WORK INSTRUCTION ::
According to the forum thread on dice fairness, how many dice come in a cube of GW dice?
--- PAGE EXCERPT Enclosed Below ---
So I don't believe you know probability better than I do. You have not proved to me that the article is wrong, and often I know you haven't read large parts of it because you make references to things that are already covered in the article.

I am an intellectually honest person who doesn't believe in lying on the Internet. And I think you are wrong.


Automatically Appended Next Post:
 Crimson wrote:
I read it, I don't believe it. I find it unlikely that any of these tests actually happened.


"I don't believe you, so you're lying."

That is your argument to ignore 72,000 dice rolls that show GW and Chessex dice are poorly-made.

This message was edited 3 times. Last update was at 2016/11/25 23:45:18


 
   
Made in us
Auspicious Daemonic Herald





You are saying things about probability that I know are wrong from being able to compare two different numbers to each other and coming to the conclusion they are incredibly different.

I would say the same thing about you. You are saying things about probability that I know are wrong. And I know they're wrong because I studied statistics for a year. You just said yourself that your understanding of probability is mostly intuitive and doesn't include any actual training. How can't you truly say you know what you are talking about when you haven't actually learned about the subject at hand?

That's what I was referring to when i brought the telepathy debate. You yourself said that you and other people who don't fully understand the science of the rat experiment called it telepathy. That is the same thing here. You and people who don't understand statistics are calling this article proof. When it is not proof, just like the rat experiment is not telepathy.
   
Made in ca
Confessor Of Sins





Honestly, here's how you prove to me that the article is probably lying. I will prove it to you without even mentioning the results at all.

Why does this article involve 36 GW dice and not 25? GW dice are sold in cubes of 27, 2 of which are scatter dice. What dice were added to this to give him an extra 11 GW dice? What is so special about having 36 of each that GW dice were either added to the box he grabbed, or excluded from the 2 boxes he grabbed? Why not just include all of the GW dice you bought to test this and no more?

And the only answer I can come up with is because human brains perceive evenness as good, so he was willing to have 36 of each be the results he was sharing mean the results would be more acceptable. And that's a terrible way to do any sort of analysis that you are excluding or adding things to the test, just to make it happen. So you're probably full of it about something.

You DON'T prove something is wrong by just saying you don't believe it, so it's wrong. You DON'T prove dice being unbalanced is impossible by saying that it would require those dice to be unbalanced physically because yes, if a die were rolling extra 1s, it would have to be unbalanced physically since a die's physical characteristics affect how it rolls and changing physical things about it is the only way to unbalance it.
--- End of Enclosed PAGE EXCERPT ---
--- EXTRACTED INFORMATION Enclosed Below ---
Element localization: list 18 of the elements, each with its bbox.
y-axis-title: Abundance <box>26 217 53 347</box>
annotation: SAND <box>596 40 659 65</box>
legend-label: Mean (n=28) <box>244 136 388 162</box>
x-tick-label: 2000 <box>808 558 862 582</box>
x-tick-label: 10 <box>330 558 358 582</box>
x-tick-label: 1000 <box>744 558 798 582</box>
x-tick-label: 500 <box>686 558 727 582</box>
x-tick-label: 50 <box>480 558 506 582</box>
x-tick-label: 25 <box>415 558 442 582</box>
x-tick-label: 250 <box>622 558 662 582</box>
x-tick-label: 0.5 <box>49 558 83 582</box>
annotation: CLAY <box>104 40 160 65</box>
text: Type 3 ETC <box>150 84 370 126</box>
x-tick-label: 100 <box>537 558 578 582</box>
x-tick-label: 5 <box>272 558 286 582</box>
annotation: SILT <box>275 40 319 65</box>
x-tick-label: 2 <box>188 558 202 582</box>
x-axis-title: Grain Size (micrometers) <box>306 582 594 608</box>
--- End of Enclosed EXTRACTED INFORMATION ---
RESPONSE TO THE EXERCISE ::
27, two of which are scatter dice.